→ **What is needed**
Pull out every line of the listing below where "signal" appears.

→ **Exercise data**

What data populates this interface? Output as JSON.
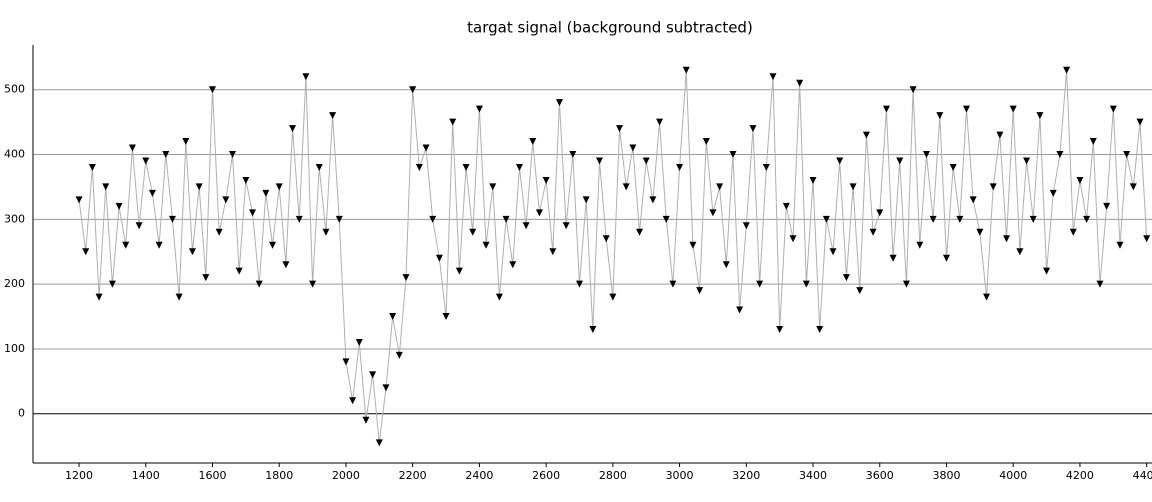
{
  "chart_data": {
    "type": "line",
    "title": "targat signal (background subtracted)",
    "x": [
      1200,
      1220,
      1240,
      1260,
      1280,
      1300,
      1320,
      1340,
      1360,
      1380,
      1400,
      1420,
      1440,
      1460,
      1480,
      1500,
      1520,
      1540,
      1560,
      1580,
      1600,
      1620,
      1640,
      1660,
      1680,
      1700,
      1720,
      1740,
      1760,
      1780,
      1800,
      1820,
      1840,
      1860,
      1880,
      1900,
      1920,
      1940,
      1960,
      1980,
      2000,
      2020,
      2040,
      2060,
      2080,
      2100,
      2120,
      2140,
      2160,
      2180,
      2200,
      2220,
      2240,
      2260,
      2280,
      2300,
      2320,
      2340,
      2360,
      2380,
      2400,
      2420,
      2440,
      2460,
      2480,
      2500,
      2520,
      2540,
      2560,
      2580,
      2600,
      2620,
      2640,
      2660,
      2680,
      2700,
      2720,
      2740,
      2760,
      2780,
      2800,
      2820,
      2840,
      2860,
      2880,
      2900,
      2920,
      2940,
      2960,
      2980,
      3000,
      3020,
      3040,
      3060,
      3080,
      3100,
      3120,
      3140,
      3160,
      3180,
      3200,
      3220,
      3240,
      3260,
      3280,
      3300,
      3320,
      3340,
      3360,
      3380,
      3400,
      3420,
      3440,
      3460,
      3480,
      3500,
      3520,
      3540,
      3560,
      3580,
      3600,
      3620,
      3640,
      3660,
      3680,
      3700,
      3720,
      3740,
      3760,
      3780,
      3800,
      3820,
      3840,
      3860,
      3880,
      3900,
      3920,
      3940,
      3960,
      3980,
      4000,
      4020,
      4040,
      4060,
      4080,
      4100,
      4120,
      4140,
      4160,
      4180,
      4200,
      4220,
      4240,
      4260,
      4280,
      4300,
      4320,
      4340,
      4360,
      4380,
      4400
    ],
    "series": [
      {
        "name": "targat signal",
        "color": "#000000",
        "line_color": "#b0b0b0",
        "values": [
          330,
          250,
          380,
          180,
          350,
          200,
          320,
          260,
          410,
          290,
          390,
          340,
          260,
          400,
          300,
          180,
          420,
          250,
          350,
          210,
          500,
          280,
          330,
          400,
          220,
          360,
          310,
          200,
          340,
          260,
          350,
          230,
          440,
          300,
          520,
          200,
          380,
          280,
          460,
          300,
          80,
          20,
          110,
          -10,
          60,
          -45,
          40,
          150,
          90,
          210,
          500,
          380,
          410,
          300,
          240,
          150,
          450,
          220,
          380,
          280,
          470,
          260,
          350,
          180,
          300,
          230,
          380,
          290,
          420,
          310,
          360,
          250,
          480,
          290,
          400,
          200,
          330,
          130,
          390,
          270,
          180,
          440,
          350,
          410,
          280,
          390,
          330,
          450,
          300,
          200,
          380,
          530,
          260,
          190,
          420,
          310,
          350,
          230,
          400,
          160,
          290,
          440,
          200,
          380,
          520,
          130,
          320,
          270,
          510,
          200,
          360,
          130,
          300,
          250,
          390,
          210,
          350,
          190,
          430,
          280,
          310,
          470,
          240,
          390,
          200,
          500,
          260,
          400,
          300,
          460,
          240,
          380,
          300,
          470,
          330,
          280,
          180,
          350,
          430,
          270,
          470,
          250,
          390,
          300,
          460,
          220,
          340,
          400,
          530,
          280,
          360,
          300,
          420,
          200,
          320,
          470,
          260,
          400,
          350,
          450,
          270
        ]
      }
    ],
    "xlim": [
      1062,
      4416
    ],
    "xticks": [
      1200,
      1400,
      1600,
      1800,
      2000,
      2200,
      2400,
      2600,
      2800,
      3000,
      3200,
      3400,
      3600,
      3800,
      4000,
      4200,
      4400
    ],
    "ylim": [
      -76,
      569
    ],
    "yticks": [
      0,
      100,
      200,
      300,
      400,
      500
    ],
    "grid": true
  }
}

→ **Response to the exercise**
    "title": "targat signal (background subtracted)",
        "name": "targat signal",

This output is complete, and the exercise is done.